*Short task*. Transcribe the material in full. Nothing should differ except that the pictures are left out.

*Supplied material*.
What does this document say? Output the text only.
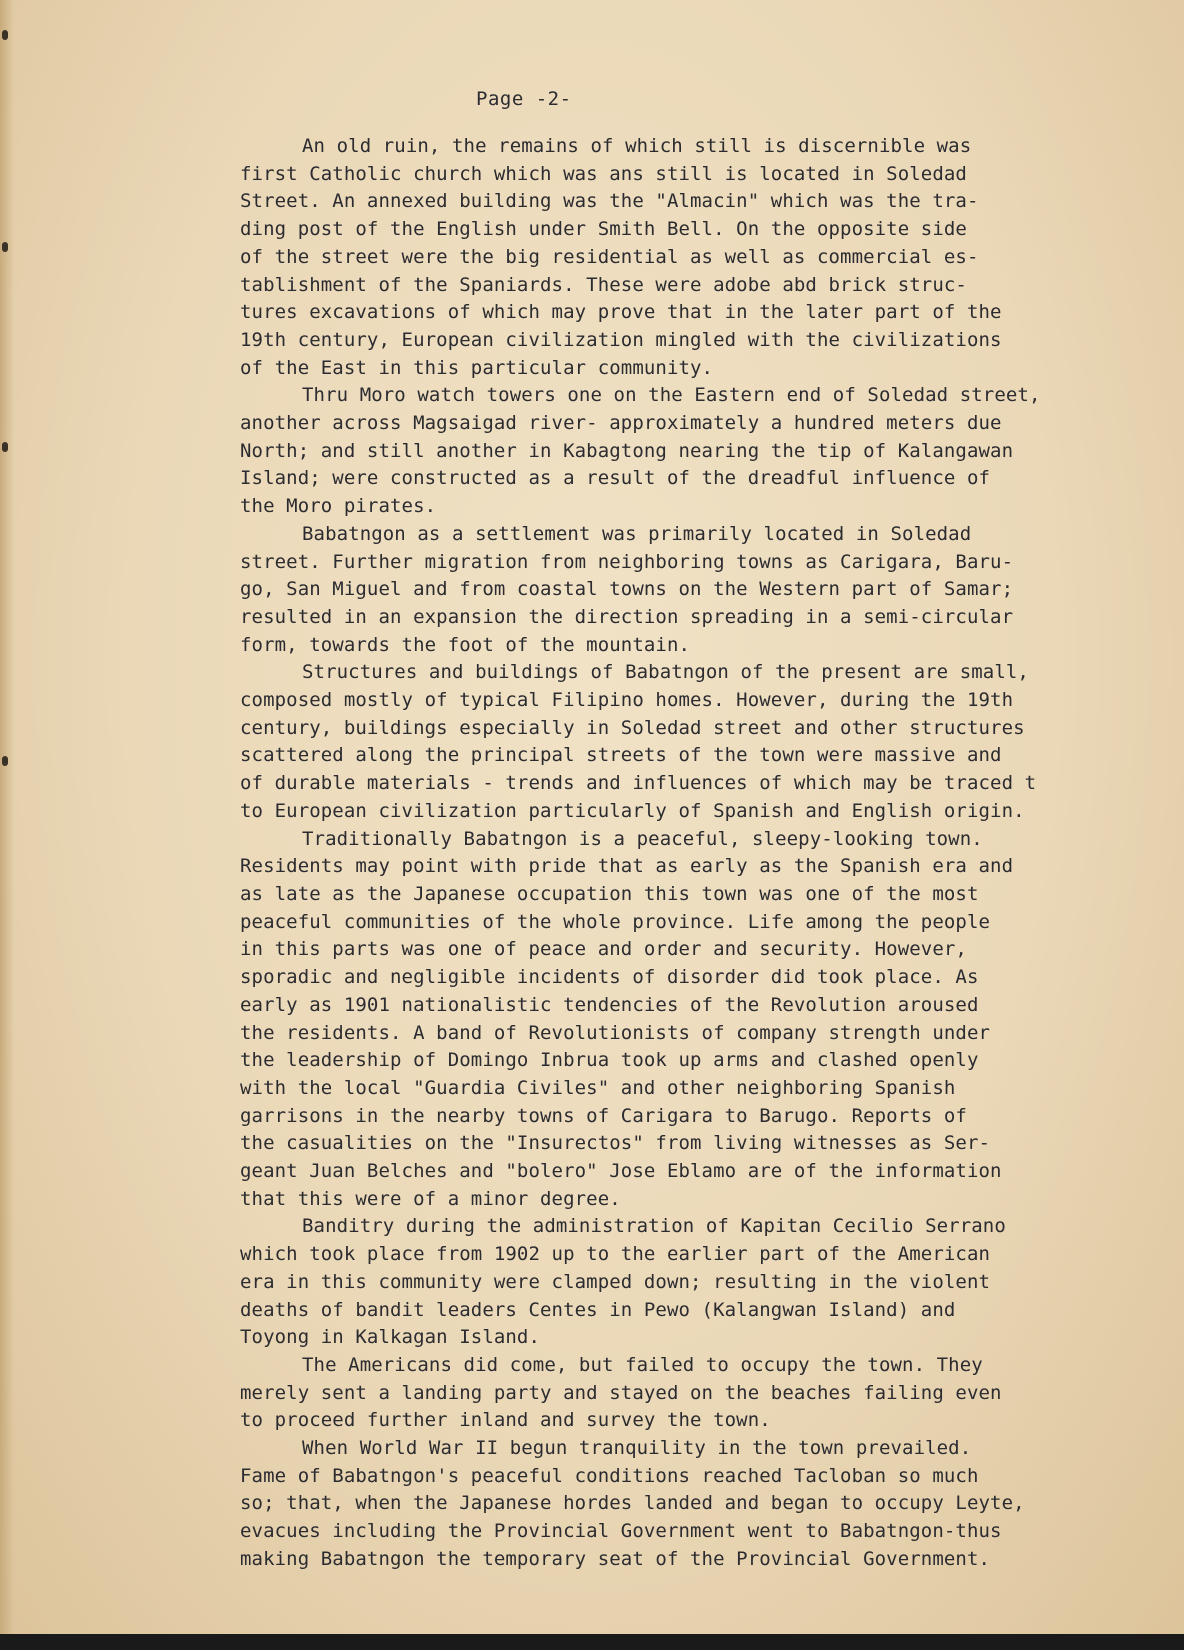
Page -2-

An old ruin, the remains of which still is discernible was
first Catholic church which was ans still is located in Soledad
Street. An annexed building was the "Almacin" which was the tra-
ding post of the English under Smith Bell. On the opposite side
of the street were the big residential as well as commercial es-
tablishment of the Spaniards. These were adobe abd brick struc-
tures excavations of which may prove that in the later part of the
19th century, European civilization mingled with the civilizations
of the East in this particular community.

Thru Moro watch towers one on the Eastern end of Soledad street,
another across Magsaigad river- approximately a hundred meters due
North; and still another in Kabagtong nearing the tip of Kalangawan
Island; were constructed as a result of the dreadful influence of
the Moro pirates.

Babatngon as a settlement was primarily located in Soledad
street. Further migration from neighboring towns as Carigara, Baru-
go, San Miguel and from coastal towns on the Western part of Samar;
resulted in an expansion the direction spreading in a semi-circular
form, towards the foot of the mountain.

Structures and buildings of Babatngon of the present are small,
composed mostly of typical Filipino homes. However, during the 19th
century, buildings especially in Soledad street and other structures
scattered along the principal streets of the town were massive and
of durable materials - trends and influences of which may be traced t
to European civilization particularly of Spanish and English origin.

Traditionally Babatngon is a peaceful, sleepy-looking town.
Residents may point with pride that as early as the Spanish era and
as late as the Japanese occupation this town was one of the most
peaceful communities of the whole province. Life among the people
in this parts was one of peace and order and security. However,
sporadic and negligible incidents of disorder did took place. As
early as 1901 nationalistic tendencies of the Revolution aroused
the residents. A band of Revolutionists of company strength under
the leadership of Domingo Inbrua took up arms and clashed openly
with the local "Guardia Civiles" and other neighboring Spanish
garrisons in the nearby towns of Carigara to Barugo. Reports of
the casualities on the "Insurectos" from living witnesses as Ser-
geant Juan Belches and "bolero" Jose Eblamo are of the information
that this were of a minor degree.

Banditry during the administration of Kapitan Cecilio Serrano
which took place from 1902 up to the earlier part of the American
era in this community were clamped down; resulting in the violent
deaths of bandit leaders Centes in Pewo (Kalangwan Island) and
Toyong in Kalkagan Island.

The Americans did come, but failed to occupy the town. They
merely sent a landing party and stayed on the beaches failing even
to proceed further inland and survey the town.

When World War II begun tranquility in the town prevailed.
Fame of Babatngon's peaceful conditions reached Tacloban so much
so; that, when the Japanese hordes landed and began to occupy Leyte,
evacues including the Provincial Government went to Babatngon-thus
making Babatngon the temporary seat of the Provincial Government.
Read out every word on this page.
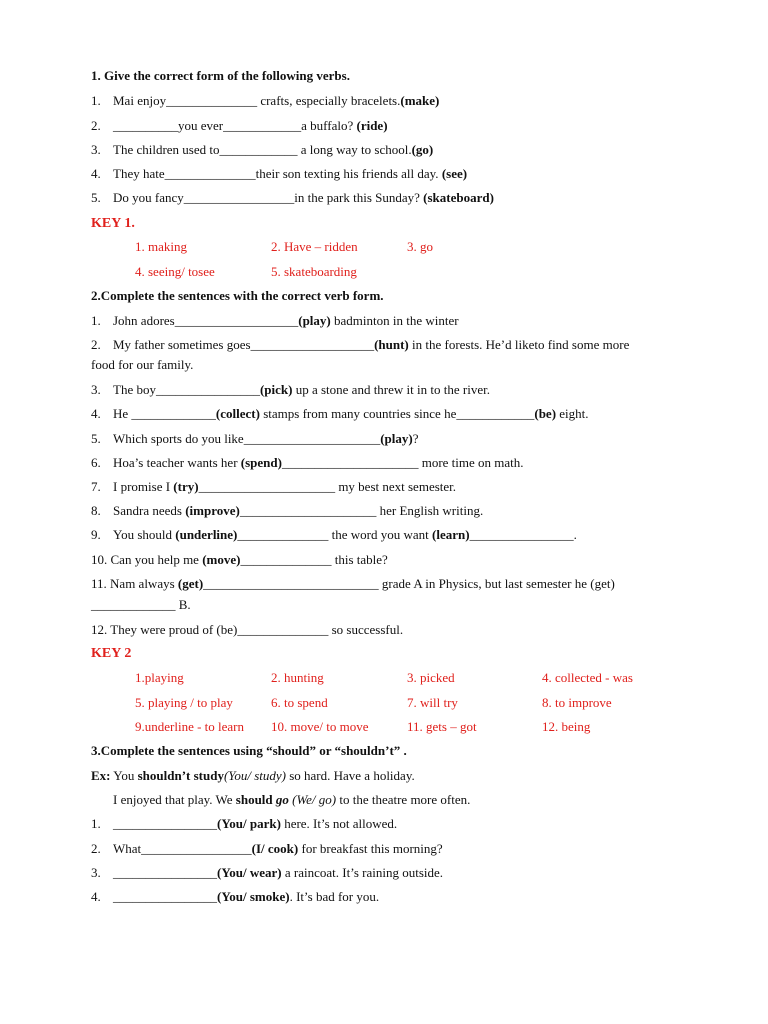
1. Give the correct form of the following verbs.
1. Mai enjoy______________ crafts, especially bracelets.(make)
2. __________you ever____________a buffalo? (ride)
3. The children used to____________ a long way to school.(go)
4. They hate______________their son texting his friends all day. (see)
5. Do you fancy_________________in the park this Sunday? (skateboard)
KEY 1.
1. making	2. Have – ridden	3. go
4. seeing/ tosee	5. skateboarding
2.Complete the sentences with the correct verb form.
1. John adores___________________(play) badminton in the winter
2. My father sometimes goes___________________(hunt) in the forests. He’d liketo find some more
food for our family.
3. The boy________________(pick) up a stone and threw it in to the river.
4. He _____________(collect) stamps from many countries since he____________(be) eight.
5. Which sports do you like_____________________(play)?
6. Hoa’s teacher wants her (spend)_____________________ more time on math.
7. I promise I (try)_____________________ my best next semester.
8. Sandra needs (improve)_____________________ her English writing.
9. You should (underline)______________ the word you want (learn)________________.
10. Can you help me (move)______________ this table?
11. Nam always (get)___________________________ grade A in Physics, but last semester he (get)
_____________ B.
12. They were proud of (be)______________ so successful.
KEY 2
1.playing	2. hunting	3. picked	4. collected - was
5. playing / to play	6. to spend	7. will try	8. to improve
9.underline - to learn 10. move/ to move	11. gets – got	12. being
3.Complete the sentences using “should” or “shouldn’t” .
Ex: You shouldn’t study(You/ study) so hard. Have a holiday.
I enjoyed that play. We should go (We/ go) to the theatre more often.
1. ________________(You/ park) here. It’s not allowed.
2. What_________________(I/ cook) for breakfast this morning?
3. ________________(You/ wear) a raincoat. It’s raining outside.
4. ________________(You/ smoke). It’s bad for you.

*Correct result*.
What does this document say? Output the text only.
Page -2-

An old ruin, the remains of which still is discernible was
first Catholic church which was ans still is located in Soledad
Street. An annexed building was the "Almacin" which was the tra-
ding post of the English under Smith Bell. On the opposite side
of the street were the big residential as well as commercial es-
tablishment of the Spaniards. These were adobe abd brick struc-
tures excavations of which may prove that in the later part of the
19th century, European civilization mingled with the civilizations
of the East in this particular community.

Thru Moro watch towers one on the Eastern end of Soledad street,
another across Magsaigad river- approximately a hundred meters due
North; and still another in Kabagtong nearing the tip of Kalangawan
Island; were constructed as a result of the dreadful influence of
the Moro pirates.

Babatngon as a settlement was primarily located in Soledad
street. Further migration from neighboring towns as Carigara, Baru-
go, San Miguel and from coastal towns on the Western part of Samar;
resulted in an expansion the direction spreading in a semi-circular
form, towards the foot of the mountain.

Structures and buildings of Babatngon of the present are small,
composed mostly of typical Filipino homes. However, during the 19th
century, buildings especially in Soledad street and other structures
scattered along the principal streets of the town were massive and
of durable materials - trends and influences of which may be traced t
to European civilization particularly of Spanish and English origin.

Traditionally Babatngon is a peaceful, sleepy-looking town.
Residents may point with pride that as early as the Spanish era and
as late as the Japanese occupation this town was one of the most
peaceful communities of the whole province. Life among the people
in this parts was one of peace and order and security. However,
sporadic and negligible incidents of disorder did took place. As
early as 1901 nationalistic tendencies of the Revolution aroused
the residents. A band of Revolutionists of company strength under
the leadership of Domingo Inbrua took up arms and clashed openly
with the local "Guardia Civiles" and other neighboring Spanish
garrisons in the nearby towns of Carigara to Barugo. Reports of
the casualities on the "Insurectos" from living witnesses as Ser-
geant Juan Belches and "bolero" Jose Eblamo are of the information
that this were of a minor degree.

Banditry during the administration of Kapitan Cecilio Serrano
which took place from 1902 up to the earlier part of the American
era in this community were clamped down; resulting in the violent
deaths of bandit leaders Centes in Pewo (Kalangwan Island) and
Toyong in Kalkagan Island.

The Americans did come, but failed to occupy the town. They
merely sent a landing party and stayed on the beaches failing even
to proceed further inland and survey the town.

When World War II begun tranquility in the town prevailed.
Fame of Babatngon's peaceful conditions reached Tacloban so much
so; that, when the Japanese hordes landed and began to occupy Leyte,
evacues including the Provincial Government went to Babatngon-thus
making Babatngon the temporary seat of the Provincial Government.
Read out every word on this page.
1. Give the correct form of the following verbs.
1. Mai enjoy______________ crafts, especially bracelets.(make)
2. __________you ever____________a buffalo? (ride)
3. The children used to____________ a long way to school.(go)
4. They hate______________their son texting his friends all day. (see)
5. Do you fancy_________________in the park this Sunday? (skateboard)
KEY 1.
1. making	2. Have – ridden	3. go
4. seeing/ tosee	5. skateboarding
2.Complete the sentences with the correct verb form.
1. John adores___________________(play) badminton in the winter
2. My father sometimes goes___________________(hunt) in the forests. He’d liketo find some more
food for our family.
3. The boy________________(pick) up a stone and threw it in to the river.
4. He _____________(collect) stamps from many countries since he____________(be) eight.
5. Which sports do you like_____________________(play)?
6. Hoa’s teacher wants her (spend)_____________________ more time on math.
7. I promise I (try)_____________________ my best next semester.
8. Sandra needs (improve)_____________________ her English writing.
9. You should (underline)______________ the word you want (learn)________________.
10. Can you help me (move)______________ this table?
11. Nam always (get)___________________________ grade A in Physics, but last semester he (get)
_____________ B.
12. They were proud of (be)______________ so successful.
KEY 2
1.playing	2. hunting	3. picked	4. collected - was
5. playing / to play	6. to spend	7. will try	8. to improve
9.underline - to learn 10. move/ to move	11. gets – got	12. being
3.Complete the sentences using “should” or “shouldn’t” .
Ex: You shouldn’t study(You/ study) so hard. Have a holiday.
I enjoyed that play. We should go (We/ go) to the theatre more often.
1. ________________(You/ park) here. It’s not allowed.
2. What_________________(I/ cook) for breakfast this morning?
3. ________________(You/ wear) a raincoat. It’s raining outside.
4. ________________(You/ smoke). It’s bad for you.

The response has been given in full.